— The task —
Extract the full listing verbatim and drop any pictures from your copy.

— Data shown —
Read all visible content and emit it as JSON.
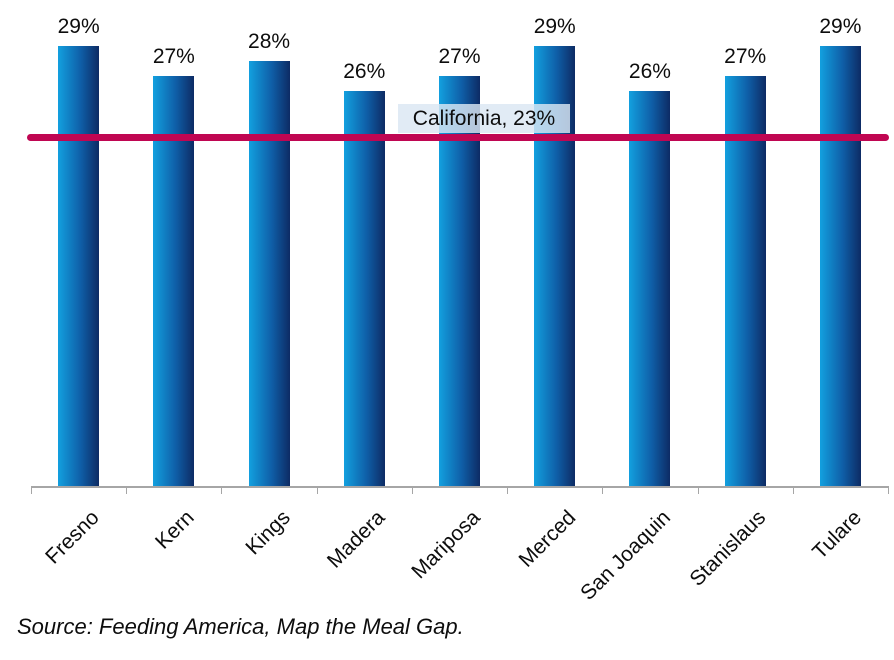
{
  "chart_data": {
    "type": "bar",
    "title": "",
    "xlabel": "",
    "ylabel": "",
    "categories": [
      "Fresno",
      "Kern",
      "Kings",
      "Madera",
      "Mariposa",
      "Merced",
      "San Joaquin",
      "Stanislaus",
      "Tulare"
    ],
    "values": [
      29,
      27,
      28,
      26,
      27,
      29,
      26,
      27,
      29
    ],
    "value_labels": [
      "29%",
      "27%",
      "28%",
      "26%",
      "27%",
      "29%",
      "26%",
      "27%",
      "29%"
    ],
    "ylim": [
      0,
      32
    ],
    "grid": false,
    "legend_position": "none",
    "reference_line": {
      "label": "California, 23%",
      "value": 23
    }
  },
  "source_note": "Source: Feeding America, Map the Meal Gap.",
  "colors": {
    "bar_gradient_start": "#12A0DF",
    "bar_gradient_mid": "#0F5FA8",
    "bar_gradient_end": "#0D2B64",
    "reference_line": "#C00652",
    "reference_label_bg": "rgba(219,230,243,0.82)",
    "axis": "#A6A6A6",
    "text": "#0d0d0d"
  }
}
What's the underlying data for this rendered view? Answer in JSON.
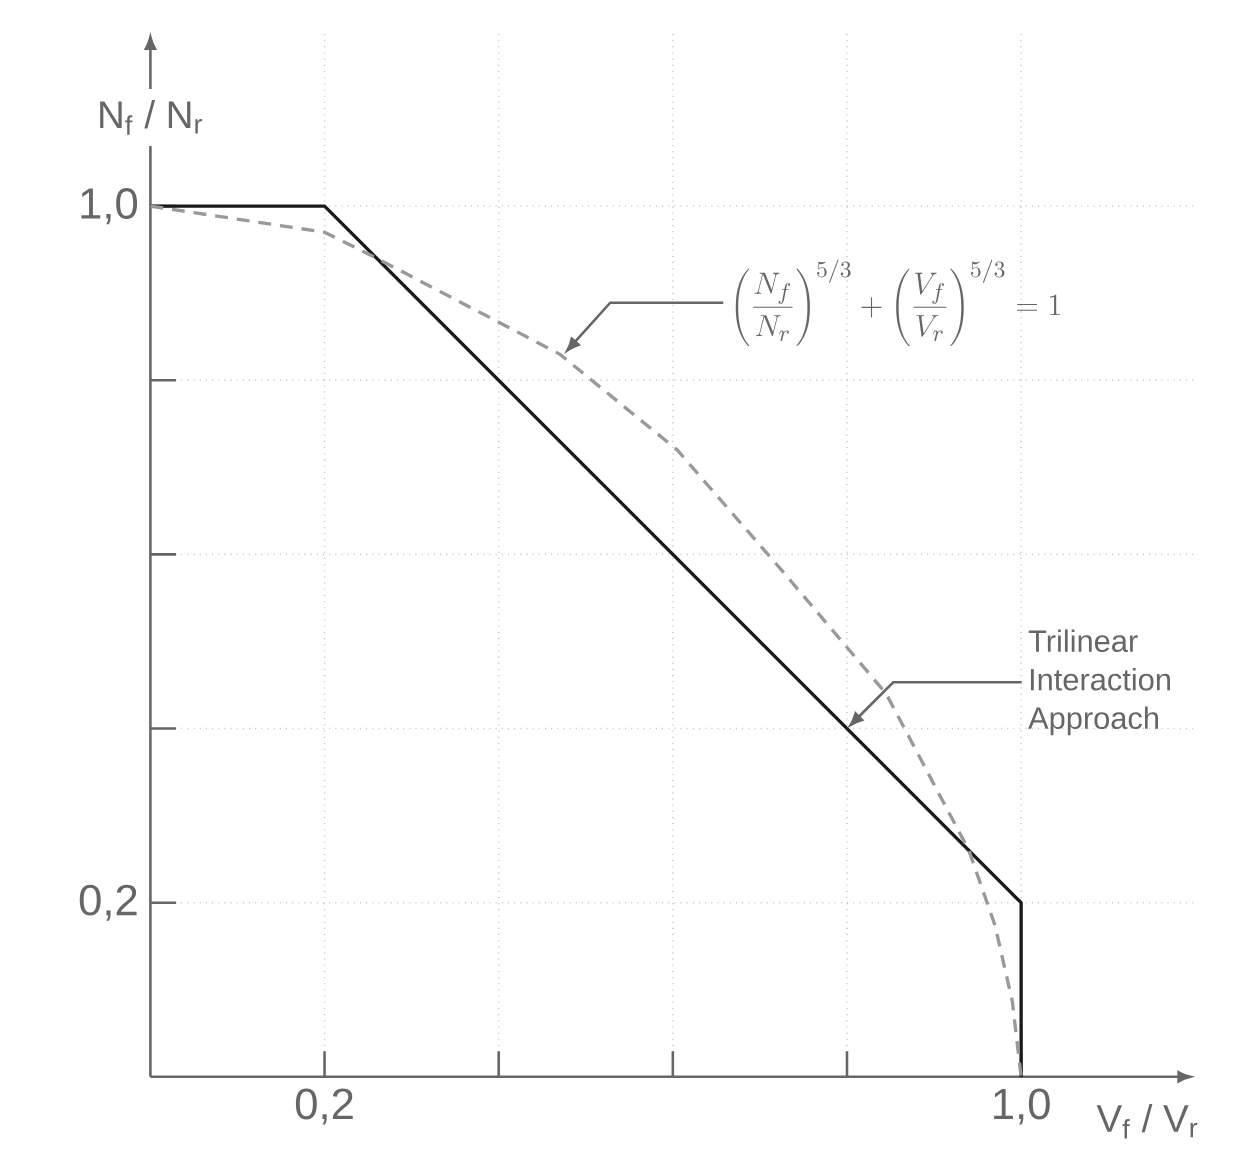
{
  "chart_data": {
    "type": "line",
    "xlabel": "V$_{f}$ / V$_{r}$",
    "ylabel": "N$_{f}$ / N$_{r}$",
    "xlim": [
      0,
      1.2
    ],
    "ylim": [
      0,
      1.2
    ],
    "xticks": [
      {
        "value": 0.2,
        "label": "0,2"
      },
      {
        "value": 0.4,
        "label": null
      },
      {
        "value": 0.6,
        "label": null
      },
      {
        "value": 0.8,
        "label": null
      },
      {
        "value": 1.0,
        "label": "1,0"
      }
    ],
    "yticks": [
      {
        "value": 0.2,
        "label": "0,2"
      },
      {
        "value": 0.4,
        "label": null
      },
      {
        "value": 0.6,
        "label": null
      },
      {
        "value": 0.8,
        "label": null
      },
      {
        "value": 1.0,
        "label": "1,0"
      }
    ],
    "grid": true,
    "marker": "none",
    "series": [
      {
        "color": "#1a1a1a",
        "line_style": "solid",
        "x": [
          0,
          0.2,
          1.0,
          1.0
        ],
        "values": [
          1.0,
          1.0,
          0.2,
          0
        ]
      },
      {
        "color": "#999999",
        "line_style": "dashed",
        "x": [
          0,
          0.2,
          0.26,
          0.47,
          0.605,
          0.73,
          0.845,
          0.94,
          0.97,
          0.99,
          1.0
        ],
        "values": [
          1.0,
          0.97,
          0.94,
          0.83,
          0.72,
          0.576,
          0.44,
          0.26,
          0.174,
          0.086,
          0
        ]
      }
    ],
    "annotations": [
      {
        "text": "\\left(\\frac{N_f}{N_r}\\right)^{5/3}+\\left(\\frac{V_f}{V_r}\\right)^{5/3}=1",
        "x": 0.475,
        "y": 0.83
      },
      {
        "text": "Trilinear\nInteraction\nApproach",
        "x": 0.8,
        "y": 0.4
      }
    ]
  }
}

— Response to this exercise —
Read all visible content and emit it as JSON.
{
  "chart_data": {
    "type": "bar",
    "title": "",
    "xlabel": "",
    "ylabel": "",
    "categories": [
      "Fresno",
      "Kern",
      "Kings",
      "Madera",
      "Mariposa",
      "Merced",
      "San Joaquin",
      "Stanislaus",
      "Tulare"
    ],
    "values": [
      29,
      27,
      28,
      26,
      27,
      29,
      26,
      27,
      29
    ],
    "value_labels": [
      "29%",
      "27%",
      "28%",
      "26%",
      "27%",
      "29%",
      "26%",
      "27%",
      "29%"
    ],
    "ylim": [
      0,
      32
    ],
    "grid": false,
    "legend_position": "none",
    "reference_line": {
      "label": "California, 23%",
      "value": 23
    }
  },
  "source_note": "Source: Feeding America, Map the Meal Gap.",
  "colors": {
    "bar_gradient_start": "#12A0DF",
    "bar_gradient_mid": "#0F5FA8",
    "bar_gradient_end": "#0D2B64",
    "reference_line": "#C00652",
    "reference_label_bg": "rgba(219,230,243,0.82)",
    "axis": "#A6A6A6",
    "text": "#0d0d0d"
  }
}
What's the underlying data for this rendered view? Answer in JSON.
{
  "chart_data": {
    "type": "line",
    "xlabel": "V$_{f}$ / V$_{r}$",
    "ylabel": "N$_{f}$ / N$_{r}$",
    "xlim": [
      0,
      1.2
    ],
    "ylim": [
      0,
      1.2
    ],
    "xticks": [
      {
        "value": 0.2,
        "label": "0,2"
      },
      {
        "value": 0.4,
        "label": null
      },
      {
        "value": 0.6,
        "label": null
      },
      {
        "value": 0.8,
        "label": null
      },
      {
        "value": 1.0,
        "label": "1,0"
      }
    ],
    "yticks": [
      {
        "value": 0.2,
        "label": "0,2"
      },
      {
        "value": 0.4,
        "label": null
      },
      {
        "value": 0.6,
        "label": null
      },
      {
        "value": 0.8,
        "label": null
      },
      {
        "value": 1.0,
        "label": "1,0"
      }
    ],
    "grid": true,
    "marker": "none",
    "series": [
      {
        "color": "#1a1a1a",
        "line_style": "solid",
        "x": [
          0,
          0.2,
          1.0,
          1.0
        ],
        "values": [
          1.0,
          1.0,
          0.2,
          0
        ]
      },
      {
        "color": "#999999",
        "line_style": "dashed",
        "x": [
          0,
          0.2,
          0.26,
          0.47,
          0.605,
          0.73,
          0.845,
          0.94,
          0.97,
          0.99,
          1.0
        ],
        "values": [
          1.0,
          0.97,
          0.94,
          0.83,
          0.72,
          0.576,
          0.44,
          0.26,
          0.174,
          0.086,
          0
        ]
      }
    ],
    "annotations": [
      {
        "text": "\\left(\\frac{N_f}{N_r}\\right)^{5/3}+\\left(\\frac{V_f}{V_r}\\right)^{5/3}=1",
        "x": 0.475,
        "y": 0.83
      },
      {
        "text": "Trilinear\nInteraction\nApproach",
        "x": 0.8,
        "y": 0.4
      }
    ]
  }
}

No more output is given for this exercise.